§ Exercise goal:
Revise the part of the data that opens at its first line and closes with the line containing "- element-table: [118, 283, 1445, 1148]": reproduce these lines with "Описание элемента" changed to "Наименование элемента" and everything else left as it is.
>> begin Material
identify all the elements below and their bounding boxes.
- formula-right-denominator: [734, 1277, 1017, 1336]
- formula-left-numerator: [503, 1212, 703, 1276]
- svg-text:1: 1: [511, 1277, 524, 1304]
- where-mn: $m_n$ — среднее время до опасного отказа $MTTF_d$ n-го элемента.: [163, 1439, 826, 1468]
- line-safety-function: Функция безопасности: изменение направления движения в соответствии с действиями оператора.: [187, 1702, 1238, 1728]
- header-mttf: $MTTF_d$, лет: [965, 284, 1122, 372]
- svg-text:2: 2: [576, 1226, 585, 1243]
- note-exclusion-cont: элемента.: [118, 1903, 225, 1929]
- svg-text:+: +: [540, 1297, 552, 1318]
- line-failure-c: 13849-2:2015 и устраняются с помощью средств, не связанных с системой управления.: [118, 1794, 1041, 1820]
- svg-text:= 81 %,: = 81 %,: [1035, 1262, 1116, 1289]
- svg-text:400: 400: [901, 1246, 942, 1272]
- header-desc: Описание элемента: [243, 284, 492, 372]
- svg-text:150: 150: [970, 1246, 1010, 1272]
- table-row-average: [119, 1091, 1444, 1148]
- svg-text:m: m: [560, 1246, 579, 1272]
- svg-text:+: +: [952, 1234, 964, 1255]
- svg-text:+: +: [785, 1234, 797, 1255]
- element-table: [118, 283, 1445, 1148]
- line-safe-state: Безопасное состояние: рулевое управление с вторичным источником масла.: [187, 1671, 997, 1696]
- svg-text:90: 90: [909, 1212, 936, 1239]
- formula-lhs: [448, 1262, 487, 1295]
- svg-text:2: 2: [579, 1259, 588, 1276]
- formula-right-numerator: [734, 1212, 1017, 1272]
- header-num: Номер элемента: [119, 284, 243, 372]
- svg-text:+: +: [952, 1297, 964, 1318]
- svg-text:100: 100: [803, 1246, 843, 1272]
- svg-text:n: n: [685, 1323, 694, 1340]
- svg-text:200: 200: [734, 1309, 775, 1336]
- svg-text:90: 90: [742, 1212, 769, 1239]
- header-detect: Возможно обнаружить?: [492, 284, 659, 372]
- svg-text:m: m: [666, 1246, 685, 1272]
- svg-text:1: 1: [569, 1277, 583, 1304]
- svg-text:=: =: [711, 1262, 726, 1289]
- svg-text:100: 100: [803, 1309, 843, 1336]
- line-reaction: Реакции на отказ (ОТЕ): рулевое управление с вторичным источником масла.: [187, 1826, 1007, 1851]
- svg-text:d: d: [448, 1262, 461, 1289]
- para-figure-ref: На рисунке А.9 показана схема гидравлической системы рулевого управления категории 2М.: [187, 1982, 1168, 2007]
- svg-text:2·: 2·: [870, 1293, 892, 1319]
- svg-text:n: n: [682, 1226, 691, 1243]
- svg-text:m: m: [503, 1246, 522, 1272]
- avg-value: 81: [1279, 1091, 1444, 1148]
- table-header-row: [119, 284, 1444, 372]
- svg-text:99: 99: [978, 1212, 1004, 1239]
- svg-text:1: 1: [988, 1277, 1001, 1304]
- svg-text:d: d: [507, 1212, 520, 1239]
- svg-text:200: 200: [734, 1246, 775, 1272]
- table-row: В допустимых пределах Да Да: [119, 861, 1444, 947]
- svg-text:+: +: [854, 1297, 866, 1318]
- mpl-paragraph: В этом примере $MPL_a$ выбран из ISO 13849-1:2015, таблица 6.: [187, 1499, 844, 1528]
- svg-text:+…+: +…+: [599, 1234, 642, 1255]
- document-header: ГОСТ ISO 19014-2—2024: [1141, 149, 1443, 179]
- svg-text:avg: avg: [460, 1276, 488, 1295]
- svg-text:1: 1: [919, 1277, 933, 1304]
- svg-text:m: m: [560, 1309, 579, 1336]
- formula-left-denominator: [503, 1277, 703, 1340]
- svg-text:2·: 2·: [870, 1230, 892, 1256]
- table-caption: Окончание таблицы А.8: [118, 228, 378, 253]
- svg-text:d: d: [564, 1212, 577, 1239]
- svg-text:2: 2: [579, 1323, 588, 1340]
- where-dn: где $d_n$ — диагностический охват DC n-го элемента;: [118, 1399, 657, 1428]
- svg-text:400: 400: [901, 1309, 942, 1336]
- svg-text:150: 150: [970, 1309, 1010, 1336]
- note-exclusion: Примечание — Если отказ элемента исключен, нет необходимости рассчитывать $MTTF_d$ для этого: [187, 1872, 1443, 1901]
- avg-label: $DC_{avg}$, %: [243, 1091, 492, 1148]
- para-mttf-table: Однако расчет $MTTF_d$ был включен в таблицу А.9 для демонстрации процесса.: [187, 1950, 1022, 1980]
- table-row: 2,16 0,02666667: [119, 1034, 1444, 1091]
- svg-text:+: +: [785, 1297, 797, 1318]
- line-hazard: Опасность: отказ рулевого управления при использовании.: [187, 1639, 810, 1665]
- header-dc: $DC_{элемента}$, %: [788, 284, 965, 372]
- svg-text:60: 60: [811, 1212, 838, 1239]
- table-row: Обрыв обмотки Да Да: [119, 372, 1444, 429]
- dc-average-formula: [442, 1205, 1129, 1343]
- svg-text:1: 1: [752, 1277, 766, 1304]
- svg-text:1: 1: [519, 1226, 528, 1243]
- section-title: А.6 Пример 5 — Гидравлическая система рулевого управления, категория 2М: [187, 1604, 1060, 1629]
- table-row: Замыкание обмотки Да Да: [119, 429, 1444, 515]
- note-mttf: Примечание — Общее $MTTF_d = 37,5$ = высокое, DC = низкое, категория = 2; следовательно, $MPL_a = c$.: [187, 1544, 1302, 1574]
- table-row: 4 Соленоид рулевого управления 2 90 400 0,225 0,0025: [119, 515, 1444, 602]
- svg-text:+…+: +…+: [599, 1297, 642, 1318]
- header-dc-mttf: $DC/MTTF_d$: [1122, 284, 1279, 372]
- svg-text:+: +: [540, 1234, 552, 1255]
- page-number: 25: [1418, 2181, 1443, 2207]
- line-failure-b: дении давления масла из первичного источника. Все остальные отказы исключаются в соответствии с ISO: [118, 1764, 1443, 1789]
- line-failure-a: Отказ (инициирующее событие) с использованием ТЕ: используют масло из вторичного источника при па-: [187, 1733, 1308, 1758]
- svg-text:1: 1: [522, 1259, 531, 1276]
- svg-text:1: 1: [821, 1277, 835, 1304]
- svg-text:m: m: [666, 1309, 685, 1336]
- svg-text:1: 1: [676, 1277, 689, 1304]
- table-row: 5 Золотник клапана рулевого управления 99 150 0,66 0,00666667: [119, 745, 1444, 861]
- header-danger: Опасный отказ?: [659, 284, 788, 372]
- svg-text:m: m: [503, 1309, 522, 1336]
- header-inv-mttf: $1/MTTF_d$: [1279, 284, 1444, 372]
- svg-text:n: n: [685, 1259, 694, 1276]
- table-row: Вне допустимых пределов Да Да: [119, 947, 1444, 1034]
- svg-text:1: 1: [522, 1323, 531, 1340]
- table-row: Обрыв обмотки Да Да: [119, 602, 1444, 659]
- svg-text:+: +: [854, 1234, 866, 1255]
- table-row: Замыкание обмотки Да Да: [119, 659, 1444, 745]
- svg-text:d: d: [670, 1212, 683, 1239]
>> end Material
§ Complete response:
identify all the elements below and their bounding boxes.
- formula-right-denominator: [734, 1277, 1017, 1336]
- formula-left-numerator: [503, 1212, 703, 1276]
- svg-text:1: 1: [511, 1277, 524, 1304]
- where-mn: $m_n$ — среднее время до опасного отказа $MTTF_d$ n-го элемента.: [163, 1439, 826, 1468]
- line-safety-function: Функция безопасности: изменение направления движения в соответствии с действиями оператора.: [187, 1702, 1238, 1728]
- header-mttf: $MTTF_d$, лет: [965, 284, 1122, 372]
- svg-text:2: 2: [576, 1226, 585, 1243]
- note-exclusion-cont: элемента.: [118, 1903, 225, 1929]
- svg-text:+: +: [540, 1297, 552, 1318]
- line-failure-c: 13849-2:2015 и устраняются с помощью средств, не связанных с системой управления.: [118, 1794, 1041, 1820]
- svg-text:= 81 %,: = 81 %,: [1035, 1262, 1116, 1289]
- svg-text:400: 400: [901, 1246, 942, 1272]
- header-desc: Наименование элемента: [243, 284, 492, 372]
- svg-text:150: 150: [970, 1246, 1010, 1272]
- table-row-average: [119, 1091, 1444, 1148]
- svg-text:m: m: [560, 1246, 579, 1272]
- svg-text:+: +: [952, 1234, 964, 1255]
- svg-text:+: +: [785, 1234, 797, 1255]
- element-table: [118, 283, 1445, 1148]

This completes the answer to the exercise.